(Layout element annotations)
☆ ☆ ☆ ☆ ☆

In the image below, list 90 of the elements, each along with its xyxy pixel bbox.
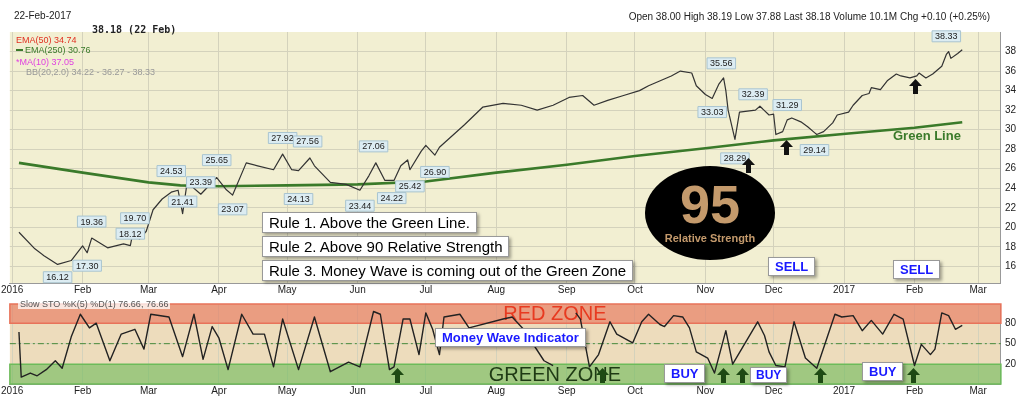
annotation: EMA(50) 34.74: [16, 35, 77, 45]
y-tick-label: 16: [1004, 260, 1017, 272]
chart-subtitle: 22-Feb-2017: [14, 10, 72, 21]
x-tick-label: 2017: [832, 283, 856, 295]
annotation: BB(20,2.0) 34.22 - 36.27 - 38.33: [26, 67, 156, 77]
y-tick-label: 34: [1004, 84, 1017, 96]
x-tick-label: 2017: [832, 384, 856, 396]
annotation: 38.18 (22 Feb): [92, 24, 177, 35]
x-tick-label: 2016: [1, 384, 24, 396]
x-tick-label: Aug: [487, 283, 506, 295]
annotation: 31.29: [775, 100, 799, 111]
x-tick-label: Dec: [764, 384, 783, 396]
annotation: 26.90: [423, 166, 447, 177]
annotation: Green Line: [893, 128, 961, 143]
annotation: 29.14: [803, 145, 826, 156]
annotation: 21.41: [171, 196, 194, 207]
x-tick-label: Nov: [696, 384, 715, 396]
x-tick-label: Sep: [557, 283, 577, 295]
annotation: 27.56: [296, 136, 319, 147]
annotation: 24.22: [380, 193, 403, 204]
annotation: 32.39: [741, 89, 765, 100]
annotation: 95: [678, 174, 742, 234]
x-tick-label: Jun: [349, 283, 366, 295]
x-tick-label: Mar: [969, 283, 988, 295]
x-tick-label: Feb: [73, 283, 92, 295]
x-tick-label: May: [277, 283, 297, 295]
x-tick-label: Nov: [696, 283, 715, 295]
annotation: BUY: [750, 367, 788, 383]
y-tick-label: 80: [1004, 316, 1017, 328]
annotation: 25.42: [398, 181, 422, 192]
x-tick-label: Apr: [211, 283, 228, 295]
annotation: 24.53: [159, 166, 183, 177]
annotation: BUY: [664, 364, 706, 383]
x-tick-label: Oct: [627, 384, 643, 396]
x-tick-label: Feb: [905, 283, 924, 295]
y-tick-label: 30: [1004, 123, 1017, 135]
y-tick-label: 38: [1004, 45, 1017, 57]
x-tick-label: Jul: [419, 384, 433, 396]
x-tick-label: Feb: [905, 384, 924, 396]
band-label: RED ZONE: [503, 302, 607, 325]
annotation: SELL: [768, 257, 816, 276]
annotation: 23.44: [348, 200, 372, 211]
x-tick-label: Aug: [487, 384, 506, 396]
annotation: Rule 2. Above 90 Relative Strength: [262, 236, 510, 257]
annotation: 19.36: [80, 216, 103, 227]
x-tick-label: Jun: [349, 384, 366, 396]
y-tick-label: 28: [1004, 142, 1017, 154]
annotation: 35.56: [710, 58, 733, 69]
y-tick-label: 22: [1004, 201, 1017, 213]
annotation: Rule 3. Money Wave is coming out of the Green Zone: [262, 260, 634, 281]
x-tick-label: Mar: [969, 384, 988, 396]
annotation: 23.39: [189, 177, 213, 188]
x-tick-label: Oct: [627, 283, 643, 295]
y-tick-label: 18: [1004, 240, 1017, 252]
x-tick-label: May: [277, 384, 297, 396]
x-tick-label: Dec: [764, 283, 783, 295]
x-tick-label: Mar: [139, 384, 158, 396]
annotation: 33.03: [700, 107, 724, 118]
annotation: SELL: [893, 260, 941, 279]
annotation: BUY: [862, 362, 904, 381]
annotation: 23.07: [221, 204, 244, 215]
annotation: 25.65: [205, 155, 228, 166]
text: Open 38.00 High 38.19 Low 37.88 Last 38.18 Volume 10.1M Chg +0.10 (+0.25%): [628, 11, 990, 22]
x-tick-label: 2016: [1, 283, 24, 295]
annotation: 16.12: [46, 272, 69, 283]
annotation: Relative Strength: [663, 232, 757, 244]
annotation: 38.33: [935, 31, 958, 42]
x-tick-label: Mar: [139, 283, 158, 295]
annotation: 28.29: [723, 153, 747, 164]
x-tick-label: Apr: [211, 384, 228, 396]
x-tick-label: Feb: [73, 384, 92, 396]
y-tick-label: 20: [1004, 221, 1017, 233]
annotation: 27.92: [271, 132, 294, 143]
annotation: 17.30: [75, 260, 99, 271]
annotation: 24.13: [287, 193, 310, 204]
annotation: 19.70: [123, 213, 147, 224]
annotation: Money Wave Indicator: [435, 328, 586, 347]
y-tick-label: 24: [1004, 182, 1017, 194]
annotation: Rule 1. Above the Green Line.: [262, 212, 477, 233]
y-tick-label: 20: [1004, 357, 1017, 369]
annotation: *MA(10) 37.05: [16, 57, 75, 67]
x-tick-label: Jul: [419, 283, 433, 295]
y-tick-label: 26: [1004, 162, 1017, 174]
y-tick-label: 36: [1004, 64, 1017, 76]
annotation: 27.06: [362, 141, 385, 152]
x-tick-label: Sep: [557, 384, 577, 396]
y-tick-label: 32: [1004, 103, 1017, 115]
legend-label: EMA(250) 30.76: [25, 45, 91, 55]
y-tick-label: 50: [1004, 337, 1017, 349]
annotation: Slow STO %K(5) %D(1) 76.66, 76.66: [18, 299, 171, 309]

☆ ☆ ☆ ☆ ☆

TASK:
Please transcribe the listing above line for line, leaving out the picture.

EXERCISE ANSWER:
In the image below, list 90 of the elements, each along with its xyxy pixel bbox.
annotation: EMA(50) 34.74: [16, 35, 77, 45]
y-tick-label: 16: [1004, 260, 1017, 272]
chart-subtitle: 22-Feb-2017: [14, 10, 72, 21]
x-tick-label: 2017: [832, 283, 856, 295]
annotation: BB(20,2.0) 34.22 - 36.27 - 38.33: [26, 67, 156, 77]
y-tick-label: 34: [1004, 84, 1017, 96]
x-tick-label: 2017: [832, 384, 856, 396]
annotation: 38.18 (22 Feb): [92, 24, 177, 35]
x-tick-label: 2016: [1, 384, 24, 396]
x-tick-label: Aug: [487, 283, 506, 295]
annotation: 31.29: [775, 100, 799, 111]
x-tick-label: Dec: [764, 384, 783, 396]
annotation: 26.90: [423, 166, 447, 177]
annotation: Green Line: [893, 128, 961, 143]
annotation: 29.14: [803, 145, 826, 156]
annotation: 21.41: [171, 196, 194, 207]
x-tick-label: Nov: [696, 384, 715, 396]
x-tick-label: Sep: [557, 283, 577, 295]
annotation: 27.56: [296, 136, 319, 147]
annotation: 24.22: [380, 193, 403, 204]
annotation: 32.39: [741, 89, 765, 100]
annotation: 95: [678, 174, 742, 234]
x-tick-label: Jun: [349, 283, 366, 295]
x-tick-label: Mar: [969, 283, 988, 295]
x-tick-label: Feb: [73, 283, 92, 295]
x-tick-label: May: [277, 283, 297, 295]
x-tick-label: Nov: [696, 283, 715, 295]
annotation: BUY: [750, 367, 788, 383]
y-tick-label: 80: [1004, 316, 1017, 328]
annotation: 25.42: [398, 181, 422, 192]
x-tick-label: Apr: [211, 283, 228, 295]
annotation: 24.53: [159, 166, 183, 177]
annotation: BUY: [664, 364, 706, 383]
x-tick-label: Oct: [627, 384, 643, 396]
x-tick-label: Feb: [905, 283, 924, 295]
y-tick-label: 30: [1004, 123, 1017, 135]
y-tick-label: 38: [1004, 45, 1017, 57]
x-tick-label: Jul: [419, 384, 433, 396]
x-tick-label: Feb: [905, 384, 924, 396]
band-label: RED ZONE: [503, 302, 607, 325]
annotation: SELL: [768, 257, 816, 276]
annotation: 23.44: [348, 200, 372, 211]
x-tick-label: Aug: [487, 384, 506, 396]
annotation: Rule 2. Above 90 Relative Strength: [262, 236, 510, 257]
annotation: 19.36: [80, 216, 103, 227]
x-tick-label: Jun: [349, 384, 366, 396]
y-tick-label: 28: [1004, 142, 1017, 154]
annotation: 35.56: [710, 58, 733, 69]
y-tick-label: 22: [1004, 201, 1017, 213]
annotation: Rule 3. Money Wave is coming out of the Green Zone: [262, 260, 634, 281]
x-tick-label: Mar: [969, 384, 988, 396]
annotation: 23.39: [189, 177, 213, 188]
x-tick-label: Oct: [627, 283, 643, 295]
y-tick-label: 18: [1004, 240, 1017, 252]
x-tick-label: May: [277, 384, 297, 396]
x-tick-label: Dec: [764, 283, 783, 295]
x-tick-label: Mar: [139, 384, 158, 396]
annotation: 33.03: [700, 107, 724, 118]
annotation: SELL: [893, 260, 941, 279]
annotation: BUY: [862, 362, 904, 381]
annotation: 23.07: [221, 204, 244, 215]
annotation: 25.65: [205, 155, 228, 166]
text: Open 38.00 High 38.19 Low 37.88 Last 38.18 Volume 10.1M Chg +0.10 (+0.25%): [628, 11, 990, 22]
x-tick-label: 2016: [1, 283, 24, 295]
annotation: 16.12: [46, 272, 69, 283]
annotation: Relative Strength: [663, 232, 757, 244]
annotation: 38.33: [935, 31, 958, 42]
x-tick-label: Mar: [139, 283, 158, 295]
annotation: 28.29: [723, 153, 747, 164]
x-tick-label: Apr: [211, 384, 228, 396]
x-tick-label: Feb: [73, 384, 92, 396]
y-tick-label: 20: [1004, 221, 1017, 233]
annotation: 27.92: [271, 132, 294, 143]
annotation: 17.30: [75, 260, 99, 271]
annotation: 24.13: [287, 193, 310, 204]
annotation: 19.70: [123, 213, 147, 224]
annotation: Money Wave Indicator: [435, 328, 586, 347]
y-tick-label: 24: [1004, 182, 1017, 194]
annotation: Rule 1. Above the Green Line.: [262, 212, 477, 233]
y-tick-label: 20: [1004, 357, 1017, 369]
annotation: *MA(10) 37.05: [16, 57, 75, 67]
x-tick-label: Jul: [419, 283, 433, 295]
y-tick-label: 26: [1004, 162, 1017, 174]
y-tick-label: 36: [1004, 64, 1017, 76]
annotation: 27.06: [362, 141, 385, 152]
x-tick-label: Sep: [557, 384, 577, 396]
y-tick-label: 32: [1004, 103, 1017, 115]
legend-label: EMA(250) 30.76: [25, 45, 91, 55]
y-tick-label: 50: [1004, 337, 1017, 349]
annotation: Slow STO %K(5) %D(1) 76.66, 76.66: [18, 299, 171, 309]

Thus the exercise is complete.